[Start]

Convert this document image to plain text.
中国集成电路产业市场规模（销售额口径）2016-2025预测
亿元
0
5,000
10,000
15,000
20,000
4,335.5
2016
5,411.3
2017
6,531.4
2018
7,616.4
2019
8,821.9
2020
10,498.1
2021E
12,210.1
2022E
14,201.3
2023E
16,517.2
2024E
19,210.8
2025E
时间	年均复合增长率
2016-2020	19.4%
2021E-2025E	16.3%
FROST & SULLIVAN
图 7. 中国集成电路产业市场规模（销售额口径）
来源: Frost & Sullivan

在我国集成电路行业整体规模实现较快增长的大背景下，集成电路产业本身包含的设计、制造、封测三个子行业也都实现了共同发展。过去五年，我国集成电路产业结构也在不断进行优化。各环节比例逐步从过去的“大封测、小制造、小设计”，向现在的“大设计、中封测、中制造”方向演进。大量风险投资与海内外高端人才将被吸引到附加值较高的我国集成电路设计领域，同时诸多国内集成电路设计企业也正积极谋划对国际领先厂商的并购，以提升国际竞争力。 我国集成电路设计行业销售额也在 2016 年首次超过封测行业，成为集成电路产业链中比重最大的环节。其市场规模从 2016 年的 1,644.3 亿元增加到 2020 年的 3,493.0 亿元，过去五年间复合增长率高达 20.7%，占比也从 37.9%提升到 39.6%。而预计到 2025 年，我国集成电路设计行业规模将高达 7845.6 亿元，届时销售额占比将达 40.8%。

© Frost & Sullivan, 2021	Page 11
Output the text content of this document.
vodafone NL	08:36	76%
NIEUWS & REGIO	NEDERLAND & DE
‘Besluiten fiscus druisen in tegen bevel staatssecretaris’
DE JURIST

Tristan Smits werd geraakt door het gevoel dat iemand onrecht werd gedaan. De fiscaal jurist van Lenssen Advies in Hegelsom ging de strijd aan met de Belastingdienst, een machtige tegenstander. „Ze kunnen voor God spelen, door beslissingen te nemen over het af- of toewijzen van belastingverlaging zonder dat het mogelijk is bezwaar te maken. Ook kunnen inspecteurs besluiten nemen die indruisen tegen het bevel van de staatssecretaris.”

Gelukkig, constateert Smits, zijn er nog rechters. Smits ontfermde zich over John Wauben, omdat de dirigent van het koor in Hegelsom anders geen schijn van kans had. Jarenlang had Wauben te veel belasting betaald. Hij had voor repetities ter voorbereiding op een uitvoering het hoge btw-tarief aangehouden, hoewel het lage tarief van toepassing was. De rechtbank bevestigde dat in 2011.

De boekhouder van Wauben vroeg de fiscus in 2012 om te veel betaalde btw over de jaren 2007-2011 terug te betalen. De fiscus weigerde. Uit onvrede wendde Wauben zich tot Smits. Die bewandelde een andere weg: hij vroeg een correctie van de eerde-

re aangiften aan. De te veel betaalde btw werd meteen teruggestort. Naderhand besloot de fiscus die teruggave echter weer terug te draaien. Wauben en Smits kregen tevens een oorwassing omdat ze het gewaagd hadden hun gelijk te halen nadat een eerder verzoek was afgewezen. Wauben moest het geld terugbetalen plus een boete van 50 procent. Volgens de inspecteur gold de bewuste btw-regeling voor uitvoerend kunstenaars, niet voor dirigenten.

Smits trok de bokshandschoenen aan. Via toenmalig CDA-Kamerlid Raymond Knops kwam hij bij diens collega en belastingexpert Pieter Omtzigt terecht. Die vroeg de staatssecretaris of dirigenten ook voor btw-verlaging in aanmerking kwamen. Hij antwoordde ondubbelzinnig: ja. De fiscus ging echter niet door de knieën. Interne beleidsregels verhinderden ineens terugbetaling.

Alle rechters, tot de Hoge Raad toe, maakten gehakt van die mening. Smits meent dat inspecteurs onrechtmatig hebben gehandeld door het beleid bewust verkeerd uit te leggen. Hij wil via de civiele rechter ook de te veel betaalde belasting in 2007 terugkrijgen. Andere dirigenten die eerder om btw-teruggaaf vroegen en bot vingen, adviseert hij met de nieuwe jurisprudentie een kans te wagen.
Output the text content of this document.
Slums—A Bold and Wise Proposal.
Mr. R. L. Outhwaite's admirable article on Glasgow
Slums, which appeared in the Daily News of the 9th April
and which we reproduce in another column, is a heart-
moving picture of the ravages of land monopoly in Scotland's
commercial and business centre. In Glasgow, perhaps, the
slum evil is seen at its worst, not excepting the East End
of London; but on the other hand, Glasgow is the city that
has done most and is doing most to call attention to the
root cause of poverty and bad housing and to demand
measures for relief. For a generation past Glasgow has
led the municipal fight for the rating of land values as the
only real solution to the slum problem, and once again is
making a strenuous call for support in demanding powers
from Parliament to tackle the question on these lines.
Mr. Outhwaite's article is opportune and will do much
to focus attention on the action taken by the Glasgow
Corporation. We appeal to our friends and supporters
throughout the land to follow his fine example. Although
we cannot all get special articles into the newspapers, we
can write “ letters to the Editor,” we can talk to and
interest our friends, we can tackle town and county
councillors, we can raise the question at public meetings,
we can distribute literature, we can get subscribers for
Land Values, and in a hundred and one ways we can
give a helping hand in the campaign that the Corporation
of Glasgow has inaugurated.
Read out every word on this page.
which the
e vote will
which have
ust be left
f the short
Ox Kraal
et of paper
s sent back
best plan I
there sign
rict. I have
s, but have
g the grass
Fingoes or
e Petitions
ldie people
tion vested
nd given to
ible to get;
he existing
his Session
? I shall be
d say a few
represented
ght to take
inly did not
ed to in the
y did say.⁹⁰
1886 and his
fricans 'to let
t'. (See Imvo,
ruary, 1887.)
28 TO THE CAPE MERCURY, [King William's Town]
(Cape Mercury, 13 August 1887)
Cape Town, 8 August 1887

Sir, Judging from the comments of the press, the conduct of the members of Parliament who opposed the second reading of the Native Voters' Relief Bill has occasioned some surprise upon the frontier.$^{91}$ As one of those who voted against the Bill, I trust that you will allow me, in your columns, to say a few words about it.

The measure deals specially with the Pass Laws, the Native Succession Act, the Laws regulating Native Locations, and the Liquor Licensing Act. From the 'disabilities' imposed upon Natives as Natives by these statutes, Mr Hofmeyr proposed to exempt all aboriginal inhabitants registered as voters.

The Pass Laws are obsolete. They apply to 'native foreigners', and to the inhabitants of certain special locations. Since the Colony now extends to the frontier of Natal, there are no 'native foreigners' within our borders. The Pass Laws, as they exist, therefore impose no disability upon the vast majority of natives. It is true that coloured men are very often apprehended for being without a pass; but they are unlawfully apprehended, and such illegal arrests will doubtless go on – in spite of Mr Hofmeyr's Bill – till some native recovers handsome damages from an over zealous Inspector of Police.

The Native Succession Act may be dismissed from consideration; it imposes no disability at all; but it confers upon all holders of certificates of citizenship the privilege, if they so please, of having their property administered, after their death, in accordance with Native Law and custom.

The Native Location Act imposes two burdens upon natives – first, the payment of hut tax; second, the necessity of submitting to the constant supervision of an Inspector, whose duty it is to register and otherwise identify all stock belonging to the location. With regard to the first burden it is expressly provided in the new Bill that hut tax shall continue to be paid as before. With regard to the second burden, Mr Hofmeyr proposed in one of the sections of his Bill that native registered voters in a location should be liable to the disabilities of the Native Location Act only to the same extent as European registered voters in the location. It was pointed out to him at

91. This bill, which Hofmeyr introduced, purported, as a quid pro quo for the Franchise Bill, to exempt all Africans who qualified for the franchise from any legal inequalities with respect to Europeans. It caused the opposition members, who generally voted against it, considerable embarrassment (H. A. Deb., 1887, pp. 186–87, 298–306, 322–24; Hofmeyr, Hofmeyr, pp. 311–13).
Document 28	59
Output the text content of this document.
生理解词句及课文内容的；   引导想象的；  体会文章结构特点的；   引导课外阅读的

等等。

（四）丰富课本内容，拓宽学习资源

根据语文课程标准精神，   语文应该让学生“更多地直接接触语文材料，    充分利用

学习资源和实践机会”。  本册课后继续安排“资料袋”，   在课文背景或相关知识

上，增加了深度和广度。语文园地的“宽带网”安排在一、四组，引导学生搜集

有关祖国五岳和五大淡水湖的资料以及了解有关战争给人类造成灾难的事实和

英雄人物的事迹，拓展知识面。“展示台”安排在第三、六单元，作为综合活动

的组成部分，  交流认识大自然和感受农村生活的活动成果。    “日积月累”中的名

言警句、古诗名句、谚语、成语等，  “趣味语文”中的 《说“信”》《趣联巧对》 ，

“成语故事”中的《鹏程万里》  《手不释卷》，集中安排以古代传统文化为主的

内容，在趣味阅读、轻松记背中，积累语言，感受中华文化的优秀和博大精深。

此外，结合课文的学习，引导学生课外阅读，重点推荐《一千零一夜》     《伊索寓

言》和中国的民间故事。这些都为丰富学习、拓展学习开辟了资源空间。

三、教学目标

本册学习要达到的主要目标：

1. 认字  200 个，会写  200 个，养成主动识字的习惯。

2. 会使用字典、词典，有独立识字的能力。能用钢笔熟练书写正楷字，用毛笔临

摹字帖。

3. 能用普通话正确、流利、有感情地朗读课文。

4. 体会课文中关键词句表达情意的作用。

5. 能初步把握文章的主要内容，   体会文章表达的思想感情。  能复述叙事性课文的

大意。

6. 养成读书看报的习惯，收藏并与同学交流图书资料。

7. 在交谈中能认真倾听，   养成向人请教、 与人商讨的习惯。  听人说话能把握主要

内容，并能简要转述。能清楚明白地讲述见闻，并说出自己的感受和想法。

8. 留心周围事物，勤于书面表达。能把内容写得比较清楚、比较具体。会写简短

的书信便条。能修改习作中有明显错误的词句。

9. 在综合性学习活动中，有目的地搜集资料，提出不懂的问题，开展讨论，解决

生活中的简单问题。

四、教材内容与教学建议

[End]

Determine how many lines in the records contain "omdat", and reply with the number only.

2